In the listing below, locate the lines that hold "this" and copy them.

····················

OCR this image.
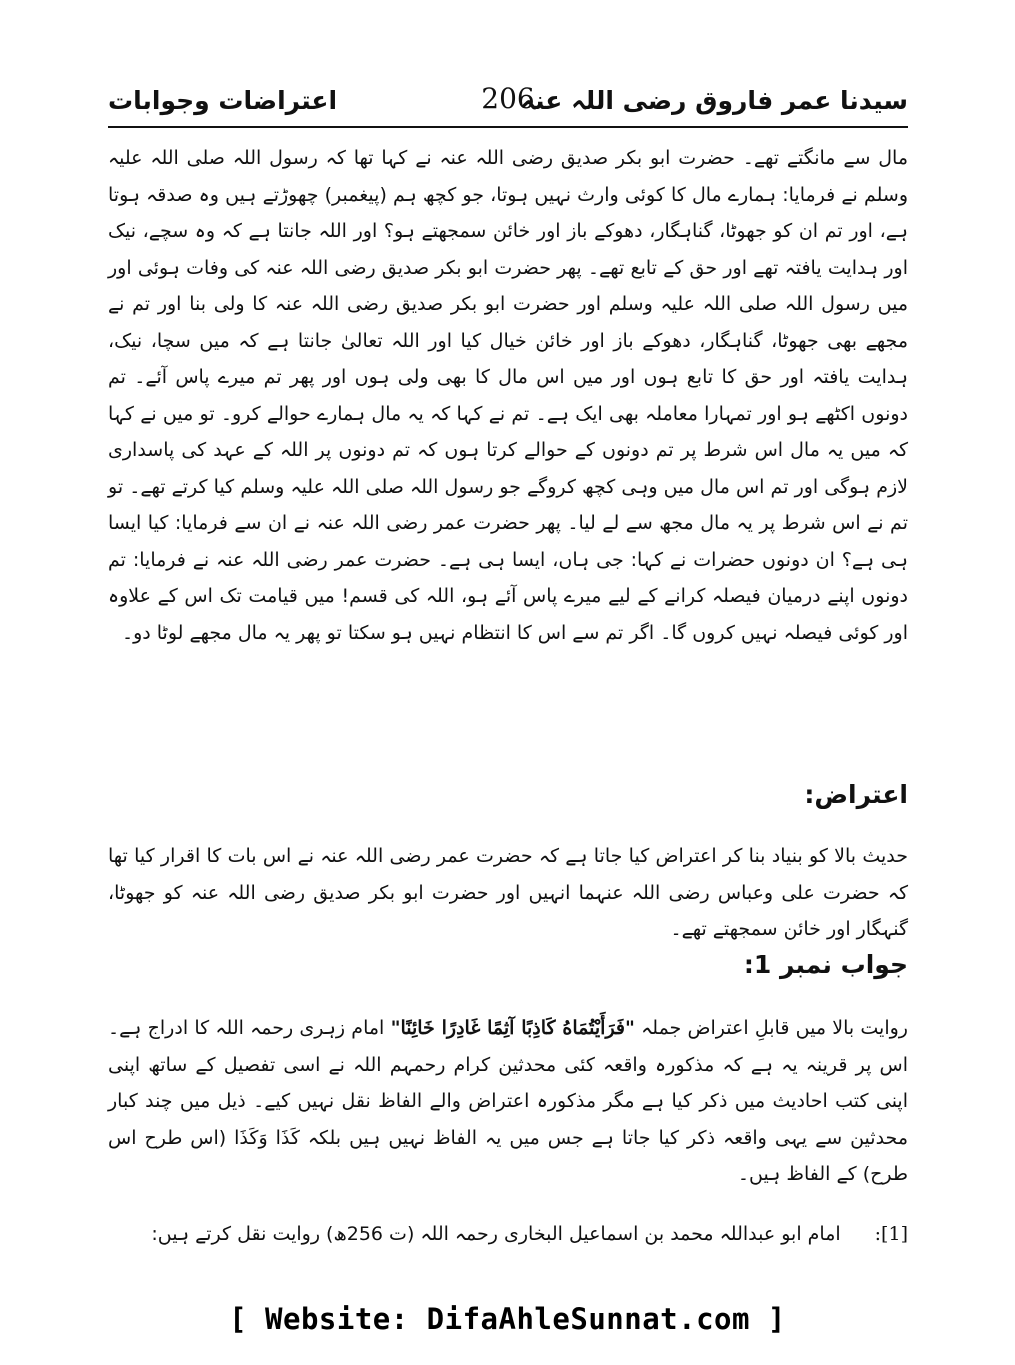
سیدنا عمر فاروق رضی اللہ عنہ
206
اعتراضات وجوابات

مال سے مانگتے تھے۔ حضرت ابو بکر صدیق رضی اللہ عنہ نے کہا تھا کہ رسول اللہ صلی اللہ علیہ وسلم نے فرمایا: ہمارے مال کا کوئی وارث نہیں ہوتا، جو کچھ ہم (پیغمبر) چھوڑتے ہیں وہ صدقہ ہوتا ہے، اور تم ان کو جھوٹا، گناہگار، دھوکے باز اور خائن سمجھتے ہو؟ اور اللہ جانتا ہے کہ وہ سچے، نیک اور ہدایت یافتہ تھے اور حق کے تابع تھے۔ پھر حضرت ابو بکر صدیق رضی اللہ عنہ کی وفات ہوئی اور میں رسول اللہ صلی اللہ علیہ وسلم اور حضرت ابو بکر صدیق رضی اللہ عنہ کا ولی بنا اور تم نے مجھے بھی جھوٹا، گناہگار، دھوکے باز اور خائن خیال کیا اور اللہ تعالیٰ جانتا ہے کہ میں سچا، نیک، ہدایت یافتہ اور حق کا تابع ہوں اور میں اس مال کا بھی ولی ہوں اور پھر تم میرے پاس آئے۔ تم دونوں اکٹھے ہو اور تمہارا معاملہ بھی ایک ہے۔ تم نے کہا کہ یہ مال ہمارے حوالے کرو۔ تو میں نے کہا کہ میں یہ مال اس شرط پر تم دونوں کے حوالے کرتا ہوں کہ تم دونوں پر اللہ کے عہد کی پاسداری لازم ہوگی اور تم اس مال میں وہی کچھ کروگے جو رسول اللہ صلی اللہ علیہ وسلم کیا کرتے تھے۔ تو تم نے اس شرط پر یہ مال مجھ سے لے لیا۔ پھر حضرت عمر رضی اللہ عنہ نے ان سے فرمایا: کیا ایسا ہی ہے؟ ان دونوں حضرات نے کہا: جی ہاں، ایسا ہی ہے۔ حضرت عمر رضی اللہ عنہ نے فرمایا: تم دونوں اپنے درمیان فیصلہ کرانے کے لیے میرے پاس آئے ہو، اللہ کی قسم! میں قیامت تک اس کے علاوہ اور کوئی فیصلہ نہیں کروں گا۔ اگر تم سے اس کا انتظام نہیں ہو سکتا تو پھر یہ مال مجھے لوٹا دو۔

اعتراض:

حدیث بالا کو بنیاد بنا کر اعتراض کیا جاتا ہے کہ حضرت عمر رضی اللہ عنہ نے اس بات کا اقرار کیا تھا کہ حضرت علی وعباس رضی اللہ عنہما انہیں اور حضرت ابو بکر صدیق رضی اللہ عنہ کو جھوٹا، گنہگار اور خائن سمجھتے تھے۔

جواب نمبر 1:

روایت بالا میں قابلِ اعتراض جملہ "فَرَأَيْتُمَاهُ كَاذِبًا آثِمًا غَادِرًا خَائِنًا" امام زہری رحمہ اللہ کا ادراج ہے۔ اس پر قرینہ یہ ہے کہ مذکورہ واقعہ کئی محدثین کرام رحمہم اللہ نے اسی تفصیل کے ساتھ اپنی اپنی کتب احادیث میں ذکر کیا ہے مگر مذکورہ اعتراض والے الفاظ نقل نہیں کیے۔ ذیل میں چند کبار محدثین سے یہی واقعہ ذکر کیا جاتا ہے جس میں یہ الفاظ نہیں ہیں بلکہ كَذَا وَكَذَا (اس طرح اس طرح) کے الفاظ ہیں۔

[1]:امام ابو عبداللہ محمد بن اسماعیل البخاری رحمہ اللہ (ت 256ھ) روایت نقل کرتے ہیں:
[ Website: DifaAhleSunnat.com ]
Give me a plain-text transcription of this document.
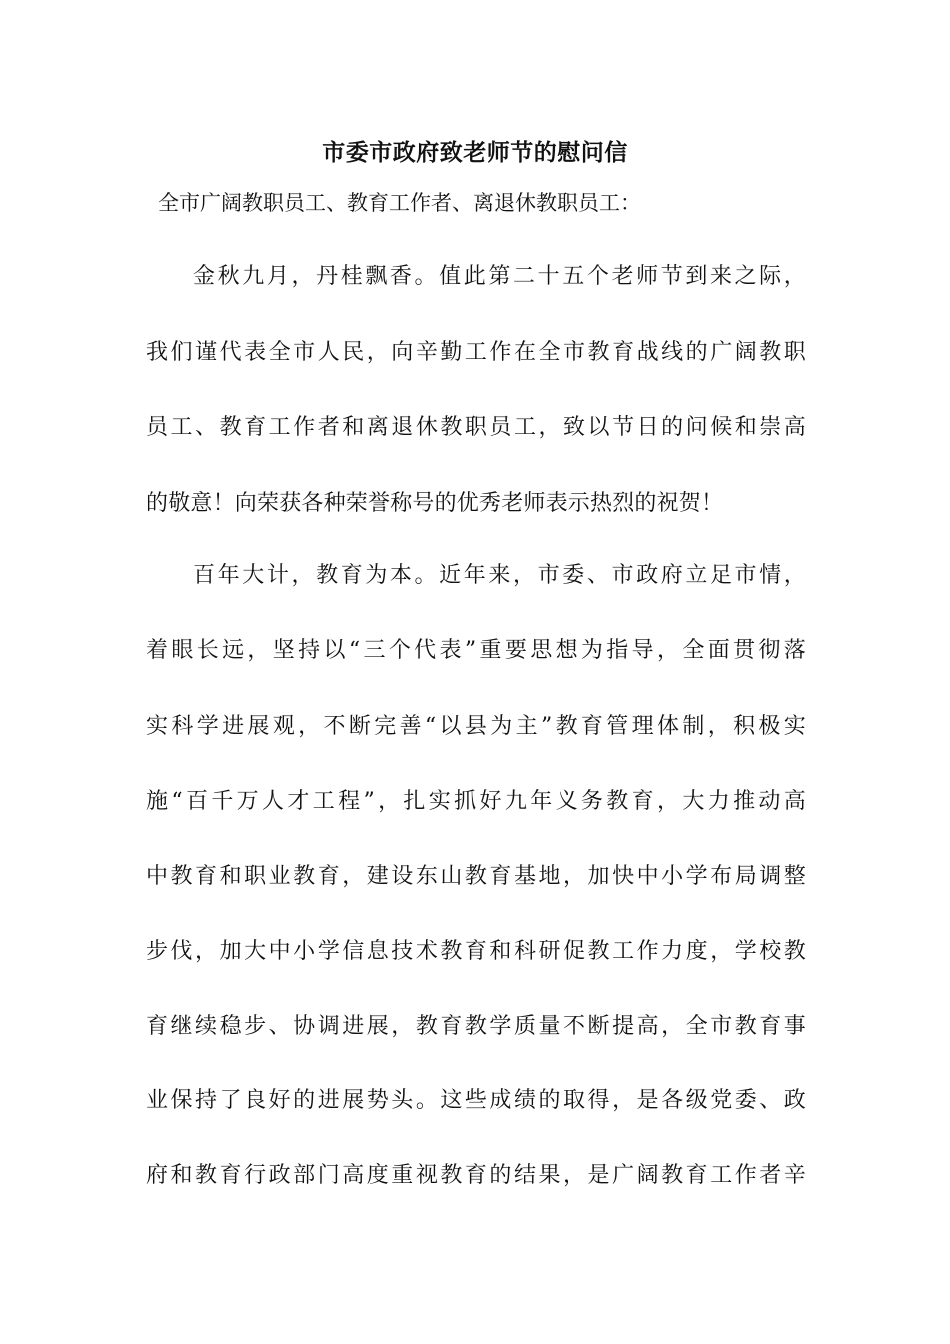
市委市政府致老师节的慰问信
全市广阔教职员工、教育工作者、离退休教职员工：
金秋九月，丹桂飘香。值此第二十五个老师节到来之际，
我们谨代表全市人民，向辛勤工作在全市教育战线的广阔教职
员工、教育工作者和离退休教职员工，致以节日的问候和崇高
的敬意！向荣获各种荣誉称号的优秀老师表示热烈的祝贺！
百年大计，教育为本。近年来，市委、市政府立足市情，
着眼长远，坚持以“三个代表”重要思想为指导，全面贯彻落
实科学进展观，不断完善“以县为主”教育管理体制，积极实
施“百千万人才工程”，扎实抓好九年义务教育，大力推动高
中教育和职业教育，建设东山教育基地，加快中小学布局调整
步伐，加大中小学信息技术教育和科研促教工作力度，学校教
育继续稳步、协调进展，教育教学质量不断提高，全市教育事
业保持了良好的进展势头。这些成绩的取得，是各级党委、政
府和教育行政部门高度重视教育的结果，是广阔教育工作者辛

····················

SOLUTION TO THE PROBLEM>
OCR this image.
Give me a plain-text transcription of this document.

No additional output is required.